══ Supplied data ══
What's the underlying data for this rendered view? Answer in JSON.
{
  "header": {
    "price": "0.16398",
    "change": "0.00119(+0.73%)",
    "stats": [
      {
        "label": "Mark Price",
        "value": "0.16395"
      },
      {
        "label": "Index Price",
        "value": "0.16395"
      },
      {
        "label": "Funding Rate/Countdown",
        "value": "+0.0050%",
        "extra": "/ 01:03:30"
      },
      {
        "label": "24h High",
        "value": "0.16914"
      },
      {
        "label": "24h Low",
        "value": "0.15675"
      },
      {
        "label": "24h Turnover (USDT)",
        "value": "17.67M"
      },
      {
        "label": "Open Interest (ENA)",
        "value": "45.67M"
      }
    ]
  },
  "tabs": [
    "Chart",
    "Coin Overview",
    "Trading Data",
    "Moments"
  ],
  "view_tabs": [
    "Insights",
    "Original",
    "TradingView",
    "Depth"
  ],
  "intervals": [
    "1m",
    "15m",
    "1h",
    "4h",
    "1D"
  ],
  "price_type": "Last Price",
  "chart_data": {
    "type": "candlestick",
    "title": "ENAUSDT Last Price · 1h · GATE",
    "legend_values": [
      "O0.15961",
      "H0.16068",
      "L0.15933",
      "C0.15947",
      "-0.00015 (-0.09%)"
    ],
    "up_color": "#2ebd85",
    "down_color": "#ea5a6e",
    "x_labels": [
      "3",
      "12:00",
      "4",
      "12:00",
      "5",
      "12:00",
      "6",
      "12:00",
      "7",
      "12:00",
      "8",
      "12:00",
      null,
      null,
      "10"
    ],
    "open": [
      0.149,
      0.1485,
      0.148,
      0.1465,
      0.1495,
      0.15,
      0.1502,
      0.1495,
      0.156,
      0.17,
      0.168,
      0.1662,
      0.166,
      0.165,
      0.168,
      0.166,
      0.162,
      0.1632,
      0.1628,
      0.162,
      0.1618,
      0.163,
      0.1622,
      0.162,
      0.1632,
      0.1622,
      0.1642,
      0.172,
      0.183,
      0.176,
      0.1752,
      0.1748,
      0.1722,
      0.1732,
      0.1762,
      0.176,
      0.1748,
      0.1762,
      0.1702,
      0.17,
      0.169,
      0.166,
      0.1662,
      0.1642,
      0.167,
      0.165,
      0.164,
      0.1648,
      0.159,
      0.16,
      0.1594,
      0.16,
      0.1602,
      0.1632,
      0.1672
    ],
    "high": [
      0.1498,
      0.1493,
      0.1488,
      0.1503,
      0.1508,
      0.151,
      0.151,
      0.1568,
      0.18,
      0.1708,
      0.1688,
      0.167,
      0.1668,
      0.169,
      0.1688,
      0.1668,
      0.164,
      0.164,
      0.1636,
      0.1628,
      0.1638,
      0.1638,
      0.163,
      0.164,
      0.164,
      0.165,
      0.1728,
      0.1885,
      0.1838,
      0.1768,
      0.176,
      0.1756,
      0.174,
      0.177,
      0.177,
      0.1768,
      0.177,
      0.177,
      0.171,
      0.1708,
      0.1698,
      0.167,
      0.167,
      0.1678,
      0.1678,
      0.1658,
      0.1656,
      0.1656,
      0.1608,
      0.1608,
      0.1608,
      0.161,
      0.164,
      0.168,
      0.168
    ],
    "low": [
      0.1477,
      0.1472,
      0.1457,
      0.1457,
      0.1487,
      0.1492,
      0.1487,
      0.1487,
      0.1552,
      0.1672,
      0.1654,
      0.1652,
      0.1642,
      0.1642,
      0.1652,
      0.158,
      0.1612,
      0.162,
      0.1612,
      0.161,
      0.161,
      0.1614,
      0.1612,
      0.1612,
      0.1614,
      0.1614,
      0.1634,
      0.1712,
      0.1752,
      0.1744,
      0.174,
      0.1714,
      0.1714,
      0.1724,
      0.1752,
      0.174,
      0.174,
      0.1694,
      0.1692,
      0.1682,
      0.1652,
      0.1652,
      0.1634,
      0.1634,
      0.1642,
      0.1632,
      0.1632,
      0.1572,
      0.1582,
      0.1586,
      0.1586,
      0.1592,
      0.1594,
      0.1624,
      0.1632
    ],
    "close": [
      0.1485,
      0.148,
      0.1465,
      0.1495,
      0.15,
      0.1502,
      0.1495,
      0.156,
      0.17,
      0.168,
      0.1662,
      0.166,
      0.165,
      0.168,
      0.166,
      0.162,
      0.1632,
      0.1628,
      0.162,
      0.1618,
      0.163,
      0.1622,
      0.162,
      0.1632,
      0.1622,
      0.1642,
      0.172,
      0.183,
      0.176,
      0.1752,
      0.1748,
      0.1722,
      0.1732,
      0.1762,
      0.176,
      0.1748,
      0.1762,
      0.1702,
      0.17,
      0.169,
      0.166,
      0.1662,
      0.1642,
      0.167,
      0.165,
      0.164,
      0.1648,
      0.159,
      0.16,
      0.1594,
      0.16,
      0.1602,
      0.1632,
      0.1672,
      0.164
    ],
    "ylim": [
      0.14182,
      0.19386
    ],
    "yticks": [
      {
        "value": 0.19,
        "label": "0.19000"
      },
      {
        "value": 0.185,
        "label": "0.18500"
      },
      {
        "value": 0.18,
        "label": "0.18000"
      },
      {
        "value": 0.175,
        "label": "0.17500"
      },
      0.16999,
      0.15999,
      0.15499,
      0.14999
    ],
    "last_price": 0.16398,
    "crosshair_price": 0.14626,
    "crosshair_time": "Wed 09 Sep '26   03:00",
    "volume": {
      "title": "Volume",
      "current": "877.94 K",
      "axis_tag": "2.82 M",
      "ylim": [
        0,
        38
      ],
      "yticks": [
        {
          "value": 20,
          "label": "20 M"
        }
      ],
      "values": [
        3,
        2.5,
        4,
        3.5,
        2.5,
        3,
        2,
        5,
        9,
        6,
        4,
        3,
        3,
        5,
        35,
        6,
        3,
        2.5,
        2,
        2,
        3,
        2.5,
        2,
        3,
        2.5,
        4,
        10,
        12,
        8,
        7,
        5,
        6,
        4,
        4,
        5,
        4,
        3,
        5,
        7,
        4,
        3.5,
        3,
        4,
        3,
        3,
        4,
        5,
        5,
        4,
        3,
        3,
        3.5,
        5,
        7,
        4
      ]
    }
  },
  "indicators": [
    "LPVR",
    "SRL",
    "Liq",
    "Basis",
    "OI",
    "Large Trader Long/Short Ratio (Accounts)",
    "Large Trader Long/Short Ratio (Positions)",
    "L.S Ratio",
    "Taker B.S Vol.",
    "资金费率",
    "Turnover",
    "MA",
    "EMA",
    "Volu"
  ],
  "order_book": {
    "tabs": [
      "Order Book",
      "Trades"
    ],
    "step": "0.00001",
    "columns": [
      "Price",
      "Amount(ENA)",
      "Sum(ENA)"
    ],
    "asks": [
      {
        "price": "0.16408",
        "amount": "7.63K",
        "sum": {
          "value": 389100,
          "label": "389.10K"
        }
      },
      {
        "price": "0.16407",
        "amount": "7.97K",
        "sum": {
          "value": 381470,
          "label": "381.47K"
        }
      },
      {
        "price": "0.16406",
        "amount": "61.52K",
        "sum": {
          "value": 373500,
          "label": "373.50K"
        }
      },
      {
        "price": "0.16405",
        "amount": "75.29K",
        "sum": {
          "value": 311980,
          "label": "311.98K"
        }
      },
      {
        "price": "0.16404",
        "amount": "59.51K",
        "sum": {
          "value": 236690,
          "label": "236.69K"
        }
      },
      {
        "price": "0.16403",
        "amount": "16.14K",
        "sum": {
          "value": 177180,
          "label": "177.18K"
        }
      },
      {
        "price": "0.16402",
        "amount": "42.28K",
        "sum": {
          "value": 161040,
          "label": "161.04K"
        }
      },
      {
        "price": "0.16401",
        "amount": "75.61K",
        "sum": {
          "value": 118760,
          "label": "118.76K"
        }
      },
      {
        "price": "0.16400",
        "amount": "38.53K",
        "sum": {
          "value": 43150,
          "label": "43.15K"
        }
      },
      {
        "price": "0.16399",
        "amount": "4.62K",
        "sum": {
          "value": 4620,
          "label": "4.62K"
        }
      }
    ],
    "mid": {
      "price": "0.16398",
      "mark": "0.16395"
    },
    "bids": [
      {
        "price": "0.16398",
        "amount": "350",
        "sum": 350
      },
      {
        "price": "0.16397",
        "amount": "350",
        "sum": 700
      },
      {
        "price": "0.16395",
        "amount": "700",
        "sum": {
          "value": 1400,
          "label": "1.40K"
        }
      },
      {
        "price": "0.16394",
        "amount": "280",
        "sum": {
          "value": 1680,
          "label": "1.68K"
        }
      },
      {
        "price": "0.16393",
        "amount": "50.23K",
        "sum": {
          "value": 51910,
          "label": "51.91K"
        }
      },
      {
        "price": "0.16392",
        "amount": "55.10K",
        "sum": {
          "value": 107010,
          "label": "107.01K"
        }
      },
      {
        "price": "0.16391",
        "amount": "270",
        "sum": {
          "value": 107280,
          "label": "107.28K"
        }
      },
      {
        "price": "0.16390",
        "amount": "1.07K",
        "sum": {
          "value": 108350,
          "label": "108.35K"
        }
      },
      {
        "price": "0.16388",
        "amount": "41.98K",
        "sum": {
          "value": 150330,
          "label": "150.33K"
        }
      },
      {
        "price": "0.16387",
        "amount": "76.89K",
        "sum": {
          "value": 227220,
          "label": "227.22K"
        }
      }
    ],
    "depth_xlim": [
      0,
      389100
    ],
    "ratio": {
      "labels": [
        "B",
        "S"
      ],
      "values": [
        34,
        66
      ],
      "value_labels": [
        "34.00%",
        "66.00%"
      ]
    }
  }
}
═══
_Objective_
Scan the material above and determine how many lines include the word "Large"; report only the number.

_Task result_
2